• _EXERCISE PROMPT_: Each entry needs to be restated exactly as written.

[Begin EXERCISE DATA]

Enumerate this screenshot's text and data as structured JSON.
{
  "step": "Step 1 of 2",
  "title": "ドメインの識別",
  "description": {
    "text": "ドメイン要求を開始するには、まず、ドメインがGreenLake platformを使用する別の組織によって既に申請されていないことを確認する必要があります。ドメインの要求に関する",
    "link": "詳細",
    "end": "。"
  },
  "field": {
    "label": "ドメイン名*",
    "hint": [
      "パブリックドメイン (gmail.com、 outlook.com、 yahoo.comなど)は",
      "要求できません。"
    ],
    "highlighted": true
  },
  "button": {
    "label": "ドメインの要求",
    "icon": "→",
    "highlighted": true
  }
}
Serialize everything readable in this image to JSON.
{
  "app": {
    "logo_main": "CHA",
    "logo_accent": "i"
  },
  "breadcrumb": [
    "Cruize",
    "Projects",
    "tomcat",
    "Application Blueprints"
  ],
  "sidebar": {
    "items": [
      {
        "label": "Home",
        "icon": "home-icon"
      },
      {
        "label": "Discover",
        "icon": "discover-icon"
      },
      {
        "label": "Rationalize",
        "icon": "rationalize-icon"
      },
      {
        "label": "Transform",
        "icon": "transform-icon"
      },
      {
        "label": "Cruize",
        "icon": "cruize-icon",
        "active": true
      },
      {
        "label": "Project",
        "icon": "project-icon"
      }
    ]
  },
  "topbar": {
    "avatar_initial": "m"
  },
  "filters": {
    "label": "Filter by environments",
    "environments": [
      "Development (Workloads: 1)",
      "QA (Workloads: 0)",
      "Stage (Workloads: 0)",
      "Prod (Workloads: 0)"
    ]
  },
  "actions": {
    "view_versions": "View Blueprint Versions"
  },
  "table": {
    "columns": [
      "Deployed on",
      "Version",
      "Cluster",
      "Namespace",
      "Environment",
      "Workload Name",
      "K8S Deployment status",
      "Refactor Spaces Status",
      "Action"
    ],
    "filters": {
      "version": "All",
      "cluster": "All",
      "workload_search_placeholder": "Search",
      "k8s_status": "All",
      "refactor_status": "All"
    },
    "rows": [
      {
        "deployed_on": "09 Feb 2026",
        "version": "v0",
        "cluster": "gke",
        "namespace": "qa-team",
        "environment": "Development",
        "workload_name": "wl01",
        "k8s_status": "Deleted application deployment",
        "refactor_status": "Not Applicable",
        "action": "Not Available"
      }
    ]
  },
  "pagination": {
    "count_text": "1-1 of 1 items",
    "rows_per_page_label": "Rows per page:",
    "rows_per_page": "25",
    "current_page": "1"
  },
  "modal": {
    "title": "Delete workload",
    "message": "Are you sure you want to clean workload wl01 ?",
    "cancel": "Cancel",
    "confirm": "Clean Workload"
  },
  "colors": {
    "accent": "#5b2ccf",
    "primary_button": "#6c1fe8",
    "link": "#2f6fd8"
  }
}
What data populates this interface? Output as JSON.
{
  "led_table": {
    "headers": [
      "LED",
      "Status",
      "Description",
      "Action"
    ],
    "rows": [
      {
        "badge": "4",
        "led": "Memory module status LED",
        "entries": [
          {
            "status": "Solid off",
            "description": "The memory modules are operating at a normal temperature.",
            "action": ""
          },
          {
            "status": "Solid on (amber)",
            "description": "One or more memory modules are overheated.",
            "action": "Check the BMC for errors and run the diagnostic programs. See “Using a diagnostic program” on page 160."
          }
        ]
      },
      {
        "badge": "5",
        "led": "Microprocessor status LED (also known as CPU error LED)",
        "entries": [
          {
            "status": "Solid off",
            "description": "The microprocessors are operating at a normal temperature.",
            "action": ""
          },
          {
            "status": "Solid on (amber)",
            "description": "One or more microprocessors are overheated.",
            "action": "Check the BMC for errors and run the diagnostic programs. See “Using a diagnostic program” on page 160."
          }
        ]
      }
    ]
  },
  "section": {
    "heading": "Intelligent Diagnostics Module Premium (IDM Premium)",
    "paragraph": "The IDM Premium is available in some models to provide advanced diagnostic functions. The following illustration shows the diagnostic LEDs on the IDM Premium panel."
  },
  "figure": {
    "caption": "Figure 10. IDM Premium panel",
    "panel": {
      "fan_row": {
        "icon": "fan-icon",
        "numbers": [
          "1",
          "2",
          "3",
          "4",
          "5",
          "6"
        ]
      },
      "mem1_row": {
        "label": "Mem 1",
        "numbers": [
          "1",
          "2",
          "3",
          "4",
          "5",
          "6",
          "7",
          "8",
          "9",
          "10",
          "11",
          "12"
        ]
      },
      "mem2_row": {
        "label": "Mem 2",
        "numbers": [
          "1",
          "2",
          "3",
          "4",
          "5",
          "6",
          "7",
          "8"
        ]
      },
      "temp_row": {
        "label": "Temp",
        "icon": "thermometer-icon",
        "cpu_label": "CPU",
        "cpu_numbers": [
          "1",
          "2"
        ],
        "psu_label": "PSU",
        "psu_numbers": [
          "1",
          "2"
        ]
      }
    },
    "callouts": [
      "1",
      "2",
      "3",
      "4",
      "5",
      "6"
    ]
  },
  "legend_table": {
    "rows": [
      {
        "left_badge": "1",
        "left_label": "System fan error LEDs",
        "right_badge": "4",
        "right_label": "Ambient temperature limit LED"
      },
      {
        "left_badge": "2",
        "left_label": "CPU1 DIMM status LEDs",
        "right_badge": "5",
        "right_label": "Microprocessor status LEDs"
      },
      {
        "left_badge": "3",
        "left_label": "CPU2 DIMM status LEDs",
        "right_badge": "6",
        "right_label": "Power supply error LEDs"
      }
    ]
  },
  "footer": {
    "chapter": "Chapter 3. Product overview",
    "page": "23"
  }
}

[End EXERCISE DATA]

• _TASK OUTPUT_:
Enumerate this screenshot's text and data as structured JSON.
{
  "step": "Step 1 of 2",
  "title": "ドメインの識別",
  "description": {
    "text": "ドメイン要求を開始するには、まず、ドメインがGreenLake platformを使用する別の組織によって既に申請されていないことを確認する必要があります。ドメインの要求に関する",
    "link": "詳細",
    "end": "。"
  },
  "field": {
    "label": "ドメイン名*",
    "hint": [
      "パブリックドメイン (gmail.com、 outlook.com、 yahoo.comなど)は",
      "要求できません。"
    ],
    "highlighted": true
  },
  "button": {
    "label": "ドメインの要求",
    "icon": "→",
    "highlighted": true
  }
}
Serialize everything readable in this image to JSON.
{
  "app": {
    "logo_main": "CHA",
    "logo_accent": "i"
  },
  "breadcrumb": [
    "Cruize",
    "Projects",
    "tomcat",
    "Application Blueprints"
  ],
  "sidebar": {
    "items": [
      {
        "label": "Home",
        "icon": "home-icon"
      },
      {
        "label": "Discover",
        "icon": "discover-icon"
      },
      {
        "label": "Rationalize",
        "icon": "rationalize-icon"
      },
      {
        "label": "Transform",
        "icon": "transform-icon"
      },
      {
        "label": "Cruize",
        "icon": "cruize-icon",
        "active": true
      },
      {
        "label": "Project",
        "icon": "project-icon"
      }
    ]
  },
  "topbar": {
    "avatar_initial": "m"
  },
  "filters": {
    "label": "Filter by environments",
    "environments": [
      "Development (Workloads: 1)",
      "QA (Workloads: 0)",
      "Stage (Workloads: 0)",
      "Prod (Workloads: 0)"
    ]
  },
  "actions": {
    "view_versions": "View Blueprint Versions"
  },
  "table": {
    "columns": [
      "Deployed on",
      "Version",
      "Cluster",
      "Namespace",
      "Environment",
      "Workload Name",
      "K8S Deployment status",
      "Refactor Spaces Status",
      "Action"
    ],
    "filters": {
      "version": "All",
      "cluster": "All",
      "workload_search_placeholder": "Search",
      "k8s_status": "All",
      "refactor_status": "All"
    },
    "rows": [
      {
        "deployed_on": "09 Feb 2026",
        "version": "v0",
        "cluster": "gke",
        "namespace": "qa-team",
        "environment": "Development",
        "workload_name": "wl01",
        "k8s_status": "Deleted application deployment",
        "refactor_status": "Not Applicable",
        "action": "Not Available"
      }
    ]
  },
  "pagination": {
    "count_text": "1-1 of 1 items",
    "rows_per_page_label": "Rows per page:",
    "rows_per_page": "25",
    "current_page": "1"
  },
  "modal": {
    "title": "Delete workload",
    "message": "Are you sure you want to clean workload wl01 ?",
    "cancel": "Cancel",
    "confirm": "Clean Workload"
  },
  "colors": {
    "accent": "#5b2ccf",
    "primary_button": "#6c1fe8",
    "link": "#2f6fd8"
  }
}
What data populates this interface? Output as JSON.
{
  "led_table": {
    "headers": [
      "LED",
      "Status",
      "Description",
      "Action"
    ],
    "rows": [
      {
        "badge": "4",
        "led": "Memory module status LED",
        "entries": [
          {
            "status": "Solid off",
            "description": "The memory modules are operating at a normal temperature.",
            "action": ""
          },
          {
            "status": "Solid on (amber)",
            "description": "One or more memory modules are overheated.",
            "action": "Check the BMC for errors and run the diagnostic programs. See “Using a diagnostic program” on page 160."
          }
        ]
      },
      {
        "badge": "5",
        "led": "Microprocessor status LED (also known as CPU error LED)",
        "entries": [
          {
            "status": "Solid off",
            "description": "The microprocessors are operating at a normal temperature.",
            "action": ""
          },
          {
            "status": "Solid on (amber)",
            "description": "One or more microprocessors are overheated.",
            "action": "Check the BMC for errors and run the diagnostic programs. See “Using a diagnostic program” on page 160."
          }
        ]
      }
    ]
  },
  "section": {
    "heading": "Intelligent Diagnostics Module Premium (IDM Premium)",
    "paragraph": "The IDM Premium is available in some models to provide advanced diagnostic functions. The following illustration shows the diagnostic LEDs on the IDM Premium panel."
  },
  "figure": {
    "caption": "Figure 10. IDM Premium panel",
    "panel": {
      "fan_row": {
        "icon": "fan-icon",
        "numbers": [
          "1",
          "2",
          "3",
          "4",
          "5",
          "6"
        ]
      },
      "mem1_row": {
        "label": "Mem 1",
        "numbers": [
          "1",
          "2",
          "3",
          "4",
          "5",
          "6",
          "7",
          "8",
          "9",
          "10",
          "11",
          "12"
        ]
      },
      "mem2_row": {
        "label": "Mem 2",
        "numbers": [
          "1",
          "2",
          "3",
          "4",
          "5",
          "6",
          "7",
          "8"
        ]
      },
      "temp_row": {
        "label": "Temp",
        "icon": "thermometer-icon",
        "cpu_label": "CPU",
        "cpu_numbers": [
          "1",
          "2"
        ],
        "psu_label": "PSU",
        "psu_numbers": [
          "1",
          "2"
        ]
      }
    },
    "callouts": [
      "1",
      "2",
      "3",
      "4",
      "5",
      "6"
    ]
  },
  "legend_table": {
    "rows": [
      {
        "left_badge": "1",
        "left_label": "System fan error LEDs",
        "right_badge": "4",
        "right_label": "Ambient temperature limit LED"
      },
      {
        "left_badge": "2",
        "left_label": "CPU1 DIMM status LEDs",
        "right_badge": "5",
        "right_label": "Microprocessor status LEDs"
      },
      {
        "left_badge": "3",
        "left_label": "CPU2 DIMM status LEDs",
        "right_badge": "6",
        "right_label": "Power supply error LEDs"
      }
    ]
  },
  "footer": {
    "chapter": "Chapter 3. Product overview",
    "page": "23"
  }
}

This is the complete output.